Rewrite the entries from the first line through the line containing "roadmap-cell xyxy=(1118,2000,1121,2028)" as a Markdown table with the columns Row and Entry line. Give each line a row number and leave out any blank lines.

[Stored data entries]
• • • • •

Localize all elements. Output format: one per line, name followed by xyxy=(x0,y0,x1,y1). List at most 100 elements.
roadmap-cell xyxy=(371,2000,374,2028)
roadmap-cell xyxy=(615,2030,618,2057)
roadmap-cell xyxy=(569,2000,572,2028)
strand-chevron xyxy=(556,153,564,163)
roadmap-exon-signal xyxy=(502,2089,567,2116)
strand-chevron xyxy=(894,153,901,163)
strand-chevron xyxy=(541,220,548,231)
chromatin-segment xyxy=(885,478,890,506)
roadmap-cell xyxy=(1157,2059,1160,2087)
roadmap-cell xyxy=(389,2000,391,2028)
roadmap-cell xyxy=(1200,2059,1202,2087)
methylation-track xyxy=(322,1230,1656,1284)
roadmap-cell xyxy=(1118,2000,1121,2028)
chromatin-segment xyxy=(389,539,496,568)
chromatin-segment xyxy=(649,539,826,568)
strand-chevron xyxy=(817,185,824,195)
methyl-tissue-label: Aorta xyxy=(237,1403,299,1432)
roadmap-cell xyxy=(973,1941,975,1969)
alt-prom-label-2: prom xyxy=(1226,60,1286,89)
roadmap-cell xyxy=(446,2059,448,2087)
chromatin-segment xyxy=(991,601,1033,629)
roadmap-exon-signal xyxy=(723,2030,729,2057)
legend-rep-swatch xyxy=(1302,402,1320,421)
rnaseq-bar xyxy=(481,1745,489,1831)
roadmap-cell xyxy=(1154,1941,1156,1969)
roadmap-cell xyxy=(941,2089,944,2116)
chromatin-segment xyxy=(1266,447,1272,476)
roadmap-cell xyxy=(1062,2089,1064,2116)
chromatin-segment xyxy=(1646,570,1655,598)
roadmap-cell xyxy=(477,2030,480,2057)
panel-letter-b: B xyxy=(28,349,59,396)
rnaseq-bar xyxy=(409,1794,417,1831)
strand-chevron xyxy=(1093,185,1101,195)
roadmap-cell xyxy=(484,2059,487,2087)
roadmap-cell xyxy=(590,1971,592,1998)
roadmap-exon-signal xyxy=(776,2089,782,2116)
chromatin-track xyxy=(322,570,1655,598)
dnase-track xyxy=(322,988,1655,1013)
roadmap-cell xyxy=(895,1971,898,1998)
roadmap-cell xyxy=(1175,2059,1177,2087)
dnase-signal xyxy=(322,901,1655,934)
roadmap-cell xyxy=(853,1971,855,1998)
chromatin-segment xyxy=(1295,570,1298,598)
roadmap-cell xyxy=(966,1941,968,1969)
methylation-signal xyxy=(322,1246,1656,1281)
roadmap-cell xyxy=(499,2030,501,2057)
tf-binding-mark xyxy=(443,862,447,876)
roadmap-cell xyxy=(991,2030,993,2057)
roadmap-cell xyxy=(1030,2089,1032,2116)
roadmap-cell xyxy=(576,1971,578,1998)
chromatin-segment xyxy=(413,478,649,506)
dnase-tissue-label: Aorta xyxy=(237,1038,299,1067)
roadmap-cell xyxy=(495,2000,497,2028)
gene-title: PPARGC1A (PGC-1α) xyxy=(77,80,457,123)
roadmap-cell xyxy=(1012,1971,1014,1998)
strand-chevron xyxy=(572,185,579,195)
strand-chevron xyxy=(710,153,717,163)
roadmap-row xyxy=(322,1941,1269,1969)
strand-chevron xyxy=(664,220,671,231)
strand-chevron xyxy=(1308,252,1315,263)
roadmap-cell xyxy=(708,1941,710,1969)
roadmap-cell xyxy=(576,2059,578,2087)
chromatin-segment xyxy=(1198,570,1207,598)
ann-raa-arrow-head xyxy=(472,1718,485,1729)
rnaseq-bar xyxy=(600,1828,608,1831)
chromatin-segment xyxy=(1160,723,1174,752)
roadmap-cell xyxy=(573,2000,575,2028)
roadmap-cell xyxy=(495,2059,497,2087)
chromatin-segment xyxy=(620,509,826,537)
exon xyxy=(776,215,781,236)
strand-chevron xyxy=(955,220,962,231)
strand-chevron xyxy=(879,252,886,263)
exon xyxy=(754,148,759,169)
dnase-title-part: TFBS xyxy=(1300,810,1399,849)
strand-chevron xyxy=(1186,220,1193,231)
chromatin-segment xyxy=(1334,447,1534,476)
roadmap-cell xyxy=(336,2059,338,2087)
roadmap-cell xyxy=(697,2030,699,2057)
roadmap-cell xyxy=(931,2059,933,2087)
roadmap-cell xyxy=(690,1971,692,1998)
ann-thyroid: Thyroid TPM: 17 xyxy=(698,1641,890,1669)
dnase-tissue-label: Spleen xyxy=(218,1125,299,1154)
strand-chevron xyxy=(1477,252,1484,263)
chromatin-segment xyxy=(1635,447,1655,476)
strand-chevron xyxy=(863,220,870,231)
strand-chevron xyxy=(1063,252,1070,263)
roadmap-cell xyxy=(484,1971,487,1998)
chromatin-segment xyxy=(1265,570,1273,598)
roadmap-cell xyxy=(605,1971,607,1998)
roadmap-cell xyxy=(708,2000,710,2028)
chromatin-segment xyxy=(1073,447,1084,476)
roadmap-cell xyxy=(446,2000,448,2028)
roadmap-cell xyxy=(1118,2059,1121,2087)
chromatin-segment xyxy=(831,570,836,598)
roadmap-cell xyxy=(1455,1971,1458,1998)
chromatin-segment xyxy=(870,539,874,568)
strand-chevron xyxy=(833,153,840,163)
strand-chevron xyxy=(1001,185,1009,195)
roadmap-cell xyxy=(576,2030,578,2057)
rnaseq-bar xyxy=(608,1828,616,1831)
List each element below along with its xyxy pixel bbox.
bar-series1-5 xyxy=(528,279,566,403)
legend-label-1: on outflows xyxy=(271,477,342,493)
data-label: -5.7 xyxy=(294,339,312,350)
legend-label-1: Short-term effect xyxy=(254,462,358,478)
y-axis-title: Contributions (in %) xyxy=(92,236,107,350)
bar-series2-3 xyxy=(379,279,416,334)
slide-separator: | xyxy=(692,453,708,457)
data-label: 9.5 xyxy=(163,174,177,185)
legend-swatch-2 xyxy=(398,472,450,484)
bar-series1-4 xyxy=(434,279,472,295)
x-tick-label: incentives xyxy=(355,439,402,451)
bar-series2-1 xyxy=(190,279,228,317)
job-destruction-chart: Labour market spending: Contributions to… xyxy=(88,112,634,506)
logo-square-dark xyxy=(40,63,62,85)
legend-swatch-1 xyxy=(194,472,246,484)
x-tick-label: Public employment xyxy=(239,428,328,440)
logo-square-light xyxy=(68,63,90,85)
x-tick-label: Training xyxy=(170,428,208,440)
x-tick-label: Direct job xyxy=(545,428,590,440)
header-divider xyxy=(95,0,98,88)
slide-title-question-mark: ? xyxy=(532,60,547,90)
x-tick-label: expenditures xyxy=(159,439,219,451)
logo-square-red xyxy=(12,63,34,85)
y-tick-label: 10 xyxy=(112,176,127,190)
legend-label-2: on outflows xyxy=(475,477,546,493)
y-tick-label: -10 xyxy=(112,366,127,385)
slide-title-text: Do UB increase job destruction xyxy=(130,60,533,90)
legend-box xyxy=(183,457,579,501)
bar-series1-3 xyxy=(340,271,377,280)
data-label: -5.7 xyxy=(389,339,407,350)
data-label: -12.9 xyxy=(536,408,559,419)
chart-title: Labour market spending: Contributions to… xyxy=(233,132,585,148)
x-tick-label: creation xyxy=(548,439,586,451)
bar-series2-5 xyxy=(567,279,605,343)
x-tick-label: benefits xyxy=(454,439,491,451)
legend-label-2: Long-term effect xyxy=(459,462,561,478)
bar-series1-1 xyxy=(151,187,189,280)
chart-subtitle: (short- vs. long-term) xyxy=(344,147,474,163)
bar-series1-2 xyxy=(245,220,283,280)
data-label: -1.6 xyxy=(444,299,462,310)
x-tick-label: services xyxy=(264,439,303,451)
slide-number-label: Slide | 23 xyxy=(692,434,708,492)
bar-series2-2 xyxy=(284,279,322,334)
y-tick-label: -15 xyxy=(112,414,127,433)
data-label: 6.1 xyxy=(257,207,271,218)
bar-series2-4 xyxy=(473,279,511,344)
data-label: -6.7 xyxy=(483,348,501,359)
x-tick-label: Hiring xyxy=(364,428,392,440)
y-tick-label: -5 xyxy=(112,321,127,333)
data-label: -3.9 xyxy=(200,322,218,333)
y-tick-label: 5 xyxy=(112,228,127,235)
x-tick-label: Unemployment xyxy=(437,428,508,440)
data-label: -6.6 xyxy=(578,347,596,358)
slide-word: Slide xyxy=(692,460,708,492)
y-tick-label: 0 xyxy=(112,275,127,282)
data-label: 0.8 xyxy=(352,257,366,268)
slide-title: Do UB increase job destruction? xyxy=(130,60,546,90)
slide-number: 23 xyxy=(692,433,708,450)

• • • • •

> Full answer
| Row | Entry line |
|---|---|
| 1 | Localize all elements. Output format: one per line, name followed by xyxy=(x0,y0,x1,y1). List at most 100 elements. |
| 2 | roadmap-cell xyxy=(371,2000,374,2028) |
| 3 | roadmap-cell xyxy=(615,2030,618,2057) |
| 4 | roadmap-cell xyxy=(569,2000,572,2028) |
| 5 | strand-chevron xyxy=(556,153,564,163) |
| 6 | roadmap-exon-signal xyxy=(502,2089,567,2116) |
| 7 | strand-chevron xyxy=(894,153,901,163) |
| 8 | strand-chevron xyxy=(541,220,548,231) |
| 9 | chromatin-segment xyxy=(885,478,890,506) |
| 10 | roadmap-cell xyxy=(1157,2059,1160,2087) |
| 11 | roadmap-cell xyxy=(389,2000,391,2028) |
| 12 | roadmap-cell xyxy=(1200,2059,1202,2087) |
| 13 | methylation-track xyxy=(322,1230,1656,1284) |
| 14 | roadmap-cell xyxy=(1118,2000,1121,2028) |